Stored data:

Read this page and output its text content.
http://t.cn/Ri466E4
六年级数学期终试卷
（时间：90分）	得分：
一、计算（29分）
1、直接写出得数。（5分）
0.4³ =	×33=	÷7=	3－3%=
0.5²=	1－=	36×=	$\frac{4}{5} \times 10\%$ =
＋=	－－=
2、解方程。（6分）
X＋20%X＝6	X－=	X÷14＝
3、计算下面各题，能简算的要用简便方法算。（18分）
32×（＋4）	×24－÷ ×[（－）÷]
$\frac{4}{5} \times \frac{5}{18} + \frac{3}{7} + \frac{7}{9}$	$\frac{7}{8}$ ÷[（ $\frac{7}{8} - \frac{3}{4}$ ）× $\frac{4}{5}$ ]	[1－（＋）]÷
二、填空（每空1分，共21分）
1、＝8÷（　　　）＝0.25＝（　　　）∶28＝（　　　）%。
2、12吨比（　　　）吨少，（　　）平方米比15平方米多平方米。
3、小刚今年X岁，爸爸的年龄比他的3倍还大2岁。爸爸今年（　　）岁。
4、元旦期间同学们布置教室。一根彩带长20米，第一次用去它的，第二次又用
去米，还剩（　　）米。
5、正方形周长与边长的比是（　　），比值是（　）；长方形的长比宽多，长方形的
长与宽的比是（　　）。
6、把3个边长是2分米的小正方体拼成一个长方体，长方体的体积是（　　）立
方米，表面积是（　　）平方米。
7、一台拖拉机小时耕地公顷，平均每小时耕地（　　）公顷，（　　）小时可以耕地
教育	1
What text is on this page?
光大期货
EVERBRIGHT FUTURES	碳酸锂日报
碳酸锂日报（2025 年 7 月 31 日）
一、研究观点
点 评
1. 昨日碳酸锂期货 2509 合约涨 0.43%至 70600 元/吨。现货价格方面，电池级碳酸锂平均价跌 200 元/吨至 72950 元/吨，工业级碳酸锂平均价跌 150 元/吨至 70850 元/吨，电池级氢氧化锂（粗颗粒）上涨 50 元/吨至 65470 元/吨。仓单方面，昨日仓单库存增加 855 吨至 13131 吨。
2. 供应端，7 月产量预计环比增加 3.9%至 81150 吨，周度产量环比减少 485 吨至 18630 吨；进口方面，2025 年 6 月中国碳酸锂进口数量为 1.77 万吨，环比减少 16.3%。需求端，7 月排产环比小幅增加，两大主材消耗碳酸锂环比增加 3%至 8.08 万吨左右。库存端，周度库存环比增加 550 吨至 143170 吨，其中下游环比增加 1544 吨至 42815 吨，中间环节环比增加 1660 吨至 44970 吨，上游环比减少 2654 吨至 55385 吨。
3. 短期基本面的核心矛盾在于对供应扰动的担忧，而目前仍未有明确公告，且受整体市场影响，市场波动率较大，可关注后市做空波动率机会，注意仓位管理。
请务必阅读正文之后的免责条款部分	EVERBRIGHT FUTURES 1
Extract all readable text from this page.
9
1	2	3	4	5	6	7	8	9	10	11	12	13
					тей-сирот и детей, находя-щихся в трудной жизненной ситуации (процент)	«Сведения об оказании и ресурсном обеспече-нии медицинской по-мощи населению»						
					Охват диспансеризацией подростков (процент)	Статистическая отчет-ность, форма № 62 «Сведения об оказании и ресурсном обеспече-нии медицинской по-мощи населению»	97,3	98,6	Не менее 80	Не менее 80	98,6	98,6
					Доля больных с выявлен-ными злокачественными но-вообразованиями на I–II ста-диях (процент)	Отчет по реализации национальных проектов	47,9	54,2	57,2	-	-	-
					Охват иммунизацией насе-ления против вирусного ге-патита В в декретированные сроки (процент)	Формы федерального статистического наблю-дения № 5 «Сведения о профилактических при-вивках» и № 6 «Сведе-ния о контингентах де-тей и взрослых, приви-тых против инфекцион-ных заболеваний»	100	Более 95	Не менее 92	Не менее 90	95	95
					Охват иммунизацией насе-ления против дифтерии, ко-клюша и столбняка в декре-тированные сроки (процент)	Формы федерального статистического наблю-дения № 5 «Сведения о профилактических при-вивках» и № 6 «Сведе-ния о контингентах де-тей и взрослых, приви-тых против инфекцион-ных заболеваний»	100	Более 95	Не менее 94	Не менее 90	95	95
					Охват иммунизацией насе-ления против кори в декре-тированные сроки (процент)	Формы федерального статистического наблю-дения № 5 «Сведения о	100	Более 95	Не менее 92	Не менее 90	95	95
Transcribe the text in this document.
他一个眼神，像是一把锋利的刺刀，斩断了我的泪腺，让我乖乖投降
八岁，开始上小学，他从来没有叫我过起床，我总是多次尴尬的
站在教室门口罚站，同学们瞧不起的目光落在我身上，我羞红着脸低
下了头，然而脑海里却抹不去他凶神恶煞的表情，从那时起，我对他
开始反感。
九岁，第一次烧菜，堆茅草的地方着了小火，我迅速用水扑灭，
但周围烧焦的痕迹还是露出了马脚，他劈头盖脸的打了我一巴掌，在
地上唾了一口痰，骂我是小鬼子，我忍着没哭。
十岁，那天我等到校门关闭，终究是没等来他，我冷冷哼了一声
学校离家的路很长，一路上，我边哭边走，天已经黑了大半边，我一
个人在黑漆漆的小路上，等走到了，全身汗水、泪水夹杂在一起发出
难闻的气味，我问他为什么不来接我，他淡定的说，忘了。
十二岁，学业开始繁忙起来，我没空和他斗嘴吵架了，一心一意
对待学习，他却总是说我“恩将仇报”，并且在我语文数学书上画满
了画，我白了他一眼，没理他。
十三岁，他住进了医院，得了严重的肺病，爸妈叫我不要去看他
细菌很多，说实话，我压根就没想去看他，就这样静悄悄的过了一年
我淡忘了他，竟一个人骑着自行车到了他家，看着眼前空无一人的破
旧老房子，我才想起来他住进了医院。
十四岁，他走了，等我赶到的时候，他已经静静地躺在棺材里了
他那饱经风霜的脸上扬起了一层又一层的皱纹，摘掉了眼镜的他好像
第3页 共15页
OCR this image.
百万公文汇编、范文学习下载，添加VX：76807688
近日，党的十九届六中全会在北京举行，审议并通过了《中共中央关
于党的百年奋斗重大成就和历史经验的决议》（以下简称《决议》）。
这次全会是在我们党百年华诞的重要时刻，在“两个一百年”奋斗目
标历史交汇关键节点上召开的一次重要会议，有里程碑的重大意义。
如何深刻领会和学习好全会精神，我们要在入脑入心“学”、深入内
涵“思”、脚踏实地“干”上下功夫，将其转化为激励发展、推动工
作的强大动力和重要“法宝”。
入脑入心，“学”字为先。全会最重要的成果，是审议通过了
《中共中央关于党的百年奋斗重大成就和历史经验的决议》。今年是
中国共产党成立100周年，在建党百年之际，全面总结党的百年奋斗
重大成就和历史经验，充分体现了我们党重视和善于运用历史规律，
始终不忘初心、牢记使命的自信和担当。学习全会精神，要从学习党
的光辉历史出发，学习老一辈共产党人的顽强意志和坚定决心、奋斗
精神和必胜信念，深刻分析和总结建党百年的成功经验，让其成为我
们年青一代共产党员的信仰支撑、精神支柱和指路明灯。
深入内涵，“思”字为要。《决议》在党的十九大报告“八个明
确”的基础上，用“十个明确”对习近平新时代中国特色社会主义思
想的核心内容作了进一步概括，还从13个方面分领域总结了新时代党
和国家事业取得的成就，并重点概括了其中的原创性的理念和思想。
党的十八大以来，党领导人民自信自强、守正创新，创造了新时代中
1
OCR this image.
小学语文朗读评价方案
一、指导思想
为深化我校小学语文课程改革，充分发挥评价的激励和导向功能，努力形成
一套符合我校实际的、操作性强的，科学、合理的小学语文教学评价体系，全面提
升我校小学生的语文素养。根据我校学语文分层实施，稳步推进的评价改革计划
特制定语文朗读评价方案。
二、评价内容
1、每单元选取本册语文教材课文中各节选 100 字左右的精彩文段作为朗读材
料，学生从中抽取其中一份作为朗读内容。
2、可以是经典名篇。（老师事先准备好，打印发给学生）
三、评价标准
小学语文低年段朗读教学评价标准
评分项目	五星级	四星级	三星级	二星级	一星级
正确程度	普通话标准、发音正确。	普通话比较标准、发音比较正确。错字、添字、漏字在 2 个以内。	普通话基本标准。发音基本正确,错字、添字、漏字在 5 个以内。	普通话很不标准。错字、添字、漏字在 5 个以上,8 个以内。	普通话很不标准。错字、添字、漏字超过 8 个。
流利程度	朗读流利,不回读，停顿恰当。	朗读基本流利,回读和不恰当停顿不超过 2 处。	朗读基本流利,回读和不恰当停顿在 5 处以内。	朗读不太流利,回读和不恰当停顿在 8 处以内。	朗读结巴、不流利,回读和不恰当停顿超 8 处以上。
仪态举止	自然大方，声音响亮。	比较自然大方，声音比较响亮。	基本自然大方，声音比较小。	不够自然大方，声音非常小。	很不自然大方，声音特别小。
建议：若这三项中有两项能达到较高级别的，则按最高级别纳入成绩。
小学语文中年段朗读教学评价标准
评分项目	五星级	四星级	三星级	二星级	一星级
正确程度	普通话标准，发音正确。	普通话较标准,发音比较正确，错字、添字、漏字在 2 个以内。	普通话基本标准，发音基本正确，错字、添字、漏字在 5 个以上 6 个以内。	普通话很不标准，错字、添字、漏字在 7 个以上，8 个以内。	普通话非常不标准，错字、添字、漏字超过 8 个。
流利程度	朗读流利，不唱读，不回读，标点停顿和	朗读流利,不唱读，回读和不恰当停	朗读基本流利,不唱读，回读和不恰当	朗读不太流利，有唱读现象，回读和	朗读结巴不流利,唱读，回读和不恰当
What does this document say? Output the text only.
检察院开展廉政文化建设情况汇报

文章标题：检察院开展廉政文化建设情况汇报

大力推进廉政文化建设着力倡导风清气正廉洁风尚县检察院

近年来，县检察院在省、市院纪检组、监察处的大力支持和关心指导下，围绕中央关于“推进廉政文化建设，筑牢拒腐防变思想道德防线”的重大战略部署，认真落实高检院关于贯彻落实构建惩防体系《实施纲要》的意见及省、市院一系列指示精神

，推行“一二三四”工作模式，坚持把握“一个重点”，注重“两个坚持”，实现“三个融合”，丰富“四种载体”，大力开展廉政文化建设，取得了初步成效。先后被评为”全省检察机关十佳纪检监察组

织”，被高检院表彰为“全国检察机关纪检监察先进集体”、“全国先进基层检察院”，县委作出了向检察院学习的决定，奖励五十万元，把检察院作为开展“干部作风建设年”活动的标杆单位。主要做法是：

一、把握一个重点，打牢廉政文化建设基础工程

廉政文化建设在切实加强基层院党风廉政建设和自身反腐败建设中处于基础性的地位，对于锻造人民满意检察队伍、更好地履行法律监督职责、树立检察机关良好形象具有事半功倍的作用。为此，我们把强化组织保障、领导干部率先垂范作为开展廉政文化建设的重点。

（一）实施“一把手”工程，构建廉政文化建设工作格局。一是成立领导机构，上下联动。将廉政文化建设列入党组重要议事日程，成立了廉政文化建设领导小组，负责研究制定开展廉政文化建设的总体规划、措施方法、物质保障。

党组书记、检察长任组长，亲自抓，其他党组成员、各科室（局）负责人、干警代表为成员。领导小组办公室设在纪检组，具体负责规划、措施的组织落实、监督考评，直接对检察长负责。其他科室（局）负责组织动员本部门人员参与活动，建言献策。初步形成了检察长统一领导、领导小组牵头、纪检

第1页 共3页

*The task*: Look above for the line containing "What does this", then transcribe it and all lines after it through the last, exactly and with nothing else.

*Task answer*:
What does this document say? Output the text only.
检察院开展廉政文化建设情况汇报

文章标题：检察院开展廉政文化建设情况汇报

大力推进廉政文化建设着力倡导风清气正廉洁风尚县检察院

近年来，县检察院在省、市院纪检组、监察处的大力支持和关心指导下，围绕中央关于“推进廉政文化建设，筑牢拒腐防变思想道德防线”的重大战略部署，认真落实高检院关于贯彻落实构建惩防体系《实施纲要》的意见及省、市院一系列指示精神

，推行“一二三四”工作模式，坚持把握“一个重点”，注重“两个坚持”，实现“三个融合”，丰富“四种载体”，大力开展廉政文化建设，取得了初步成效。先后被评为”全省检察机关十佳纪检监察组

织”，被高检院表彰为“全国检察机关纪检监察先进集体”、“全国先进基层检察院”，县委作出了向检察院学习的决定，奖励五十万元，把检察院作为开展“干部作风建设年”活动的标杆单位。主要做法是：

一、把握一个重点，打牢廉政文化建设基础工程

廉政文化建设在切实加强基层院党风廉政建设和自身反腐败建设中处于基础性的地位，对于锻造人民满意检察队伍、更好地履行法律监督职责、树立检察机关良好形象具有事半功倍的作用。为此，我们把强化组织保障、领导干部率先垂范作为开展廉政文化建设的重点。

（一）实施“一把手”工程，构建廉政文化建设工作格局。一是成立领导机构，上下联动。将廉政文化建设列入党组重要议事日程，成立了廉政文化建设领导小组，负责研究制定开展廉政文化建设的总体规划、措施方法、物质保障。

党组书记、检察长任组长，亲自抓，其他党组成员、各科室（局）负责人、干警代表为成员。领导小组办公室设在纪检组，具体负责规划、措施的组织落实、监督考评，直接对检察长负责。其他科室（局）负责组织动员本部门人员参与活动，建言献策。初步形成了检察长统一领导、领导小组牵头、纪检

第1页 共3页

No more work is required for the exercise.